[Dataset records]
-- -- --
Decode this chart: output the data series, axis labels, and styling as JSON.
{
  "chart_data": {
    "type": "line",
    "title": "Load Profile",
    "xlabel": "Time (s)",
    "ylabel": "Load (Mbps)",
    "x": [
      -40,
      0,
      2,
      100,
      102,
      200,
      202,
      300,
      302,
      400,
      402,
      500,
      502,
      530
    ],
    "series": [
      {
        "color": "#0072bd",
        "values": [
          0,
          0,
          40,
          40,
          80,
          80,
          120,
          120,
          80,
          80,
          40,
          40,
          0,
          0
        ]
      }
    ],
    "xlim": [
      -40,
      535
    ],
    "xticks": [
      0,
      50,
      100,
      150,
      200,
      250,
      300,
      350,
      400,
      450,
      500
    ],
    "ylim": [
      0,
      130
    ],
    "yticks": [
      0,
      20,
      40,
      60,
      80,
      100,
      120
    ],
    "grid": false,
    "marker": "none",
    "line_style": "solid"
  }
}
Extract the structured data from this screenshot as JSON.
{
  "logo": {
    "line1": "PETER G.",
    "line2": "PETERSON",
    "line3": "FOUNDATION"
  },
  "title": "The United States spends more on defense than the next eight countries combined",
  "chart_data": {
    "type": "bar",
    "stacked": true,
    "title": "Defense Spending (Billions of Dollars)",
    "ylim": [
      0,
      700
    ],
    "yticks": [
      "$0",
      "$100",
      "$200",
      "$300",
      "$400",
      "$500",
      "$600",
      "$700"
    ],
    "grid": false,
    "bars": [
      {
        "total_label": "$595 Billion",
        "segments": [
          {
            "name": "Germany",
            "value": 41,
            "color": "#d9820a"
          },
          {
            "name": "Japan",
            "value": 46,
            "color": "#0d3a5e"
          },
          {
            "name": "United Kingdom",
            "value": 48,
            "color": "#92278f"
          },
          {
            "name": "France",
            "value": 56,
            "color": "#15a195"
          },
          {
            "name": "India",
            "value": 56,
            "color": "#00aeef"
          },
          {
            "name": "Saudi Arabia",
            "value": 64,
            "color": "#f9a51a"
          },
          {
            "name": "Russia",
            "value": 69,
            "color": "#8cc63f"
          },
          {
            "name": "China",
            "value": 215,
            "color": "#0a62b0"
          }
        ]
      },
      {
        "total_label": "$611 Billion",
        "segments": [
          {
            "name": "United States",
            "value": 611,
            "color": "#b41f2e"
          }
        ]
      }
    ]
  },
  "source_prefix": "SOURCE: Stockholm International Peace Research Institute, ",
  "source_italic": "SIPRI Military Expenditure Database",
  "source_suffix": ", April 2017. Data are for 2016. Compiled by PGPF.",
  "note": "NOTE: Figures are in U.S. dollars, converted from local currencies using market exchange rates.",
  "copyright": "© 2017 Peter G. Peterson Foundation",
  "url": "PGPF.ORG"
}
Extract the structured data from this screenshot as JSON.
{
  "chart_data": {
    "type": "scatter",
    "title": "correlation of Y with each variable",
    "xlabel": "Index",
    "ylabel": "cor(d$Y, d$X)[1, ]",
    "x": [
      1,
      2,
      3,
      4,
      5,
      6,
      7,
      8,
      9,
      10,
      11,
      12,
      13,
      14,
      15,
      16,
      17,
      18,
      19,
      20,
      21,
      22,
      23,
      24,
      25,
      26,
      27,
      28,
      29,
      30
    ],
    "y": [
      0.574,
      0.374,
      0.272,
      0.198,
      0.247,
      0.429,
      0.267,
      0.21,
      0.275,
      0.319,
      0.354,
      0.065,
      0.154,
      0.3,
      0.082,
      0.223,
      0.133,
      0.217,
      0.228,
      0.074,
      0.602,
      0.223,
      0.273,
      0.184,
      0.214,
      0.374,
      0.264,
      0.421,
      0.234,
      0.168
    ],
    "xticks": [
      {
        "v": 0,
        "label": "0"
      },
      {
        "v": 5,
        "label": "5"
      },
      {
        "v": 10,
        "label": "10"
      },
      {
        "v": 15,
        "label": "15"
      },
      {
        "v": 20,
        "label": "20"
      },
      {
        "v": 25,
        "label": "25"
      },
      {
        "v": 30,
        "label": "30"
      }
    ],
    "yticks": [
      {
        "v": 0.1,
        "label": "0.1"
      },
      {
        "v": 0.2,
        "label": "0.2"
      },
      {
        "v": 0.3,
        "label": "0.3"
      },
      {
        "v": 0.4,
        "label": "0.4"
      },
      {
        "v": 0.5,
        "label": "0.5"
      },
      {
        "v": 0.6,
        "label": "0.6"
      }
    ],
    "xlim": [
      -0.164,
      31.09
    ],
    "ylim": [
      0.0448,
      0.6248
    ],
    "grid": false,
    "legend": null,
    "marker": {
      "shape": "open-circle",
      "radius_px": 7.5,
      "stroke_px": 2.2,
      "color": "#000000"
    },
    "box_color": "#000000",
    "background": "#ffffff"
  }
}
-- -- --
→ **WHAT IS EXPECTED**
Copy out each line exactly as written.

→ **OUTPUT FOR THIS EXERCISE**
Decode this chart: output the data series, axis labels, and styling as JSON.
{
  "chart_data": {
    "type": "line",
    "title": "Load Profile",
    "xlabel": "Time (s)",
    "ylabel": "Load (Mbps)",
    "x": [
      -40,
      0,
      2,
      100,
      102,
      200,
      202,
      300,
      302,
      400,
      402,
      500,
      502,
      530
    ],
    "series": [
      {
        "color": "#0072bd",
        "values": [
          0,
          0,
          40,
          40,
          80,
          80,
          120,
          120,
          80,
          80,
          40,
          40,
          0,
          0
        ]
      }
    ],
    "xlim": [
      -40,
      535
    ],
    "xticks": [
      0,
      50,
      100,
      150,
      200,
      250,
      300,
      350,
      400,
      450,
      500
    ],
    "ylim": [
      0,
      130
    ],
    "yticks": [
      0,
      20,
      40,
      60,
      80,
      100,
      120
    ],
    "grid": false,
    "marker": "none",
    "line_style": "solid"
  }
}
Extract the structured data from this screenshot as JSON.
{
  "logo": {
    "line1": "PETER G.",
    "line2": "PETERSON",
    "line3": "FOUNDATION"
  },
  "title": "The United States spends more on defense than the next eight countries combined",
  "chart_data": {
    "type": "bar",
    "stacked": true,
    "title": "Defense Spending (Billions of Dollars)",
    "ylim": [
      0,
      700
    ],
    "yticks": [
      "$0",
      "$100",
      "$200",
      "$300",
      "$400",
      "$500",
      "$600",
      "$700"
    ],
    "grid": false,
    "bars": [
      {
        "total_label": "$595 Billion",
        "segments": [
          {
            "name": "Germany",
            "value": 41,
            "color": "#d9820a"
          },
          {
            "name": "Japan",
            "value": 46,
            "color": "#0d3a5e"
          },
          {
            "name": "United Kingdom",
            "value": 48,
            "color": "#92278f"
          },
          {
            "name": "France",
            "value": 56,
            "color": "#15a195"
          },
          {
            "name": "India",
            "value": 56,
            "color": "#00aeef"
          },
          {
            "name": "Saudi Arabia",
            "value": 64,
            "color": "#f9a51a"
          },
          {
            "name": "Russia",
            "value": 69,
            "color": "#8cc63f"
          },
          {
            "name": "China",
            "value": 215,
            "color": "#0a62b0"
          }
        ]
      },
      {
        "total_label": "$611 Billion",
        "segments": [
          {
            "name": "United States",
            "value": 611,
            "color": "#b41f2e"
          }
        ]
      }
    ]
  },
  "source_prefix": "SOURCE: Stockholm International Peace Research Institute, ",
  "source_italic": "SIPRI Military Expenditure Database",
  "source_suffix": ", April 2017. Data are for 2016. Compiled by PGPF.",
  "note": "NOTE: Figures are in U.S. dollars, converted from local currencies using market exchange rates.",
  "copyright": "© 2017 Peter G. Peterson Foundation",
  "url": "PGPF.ORG"
}
Extract the structured data from this screenshot as JSON.
{
  "chart_data": {
    "type": "scatter",
    "title": "correlation of Y with each variable",
    "xlabel": "Index",
    "ylabel": "cor(d$Y, d$X)[1, ]",
    "x": [
      1,
      2,
      3,
      4,
      5,
      6,
      7,
      8,
      9,
      10,
      11,
      12,
      13,
      14,
      15,
      16,
      17,
      18,
      19,
      20,
      21,
      22,
      23,
      24,
      25,
      26,
      27,
      28,
      29,
      30
    ],
    "y": [
      0.574,
      0.374,
      0.272,
      0.198,
      0.247,
      0.429,
      0.267,
      0.21,
      0.275,
      0.319,
      0.354,
      0.065,
      0.154,
      0.3,
      0.082,
      0.223,
      0.133,
      0.217,
      0.228,
      0.074,
      0.602,
      0.223,
      0.273,
      0.184,
      0.214,
      0.374,
      0.264,
      0.421,
      0.234,
      0.168
    ],
    "xticks": [
      {
        "v": 0,
        "label": "0"
      },
      {
        "v": 5,
        "label": "5"
      },
      {
        "v": 10,
        "label": "10"
      },
      {
        "v": 15,
        "label": "15"
      },
      {
        "v": 20,
        "label": "20"
      },
      {
        "v": 25,
        "label": "25"
      },
      {
        "v": 30,
        "label": "30"
      }
    ],
    "yticks": [
      {
        "v": 0.1,
        "label": "0.1"
      },
      {
        "v": 0.2,
        "label": "0.2"
      },
      {
        "v": 0.3,
        "label": "0.3"
      },
      {
        "v": 0.4,
        "label": "0.4"
      },
      {
        "v": 0.5,
        "label": "0.5"
      },
      {
        "v": 0.6,
        "label": "0.6"
      }
    ],
    "xlim": [
      -0.164,
      31.09
    ],
    "ylim": [
      0.0448,
      0.6248
    ],
    "grid": false,
    "legend": null,
    "marker": {
      "shape": "open-circle",
      "radius_px": 7.5,
      "stroke_px": 2.2,
      "color": "#000000"
    },
    "box_color": "#000000",
    "background": "#ffffff"
  }
}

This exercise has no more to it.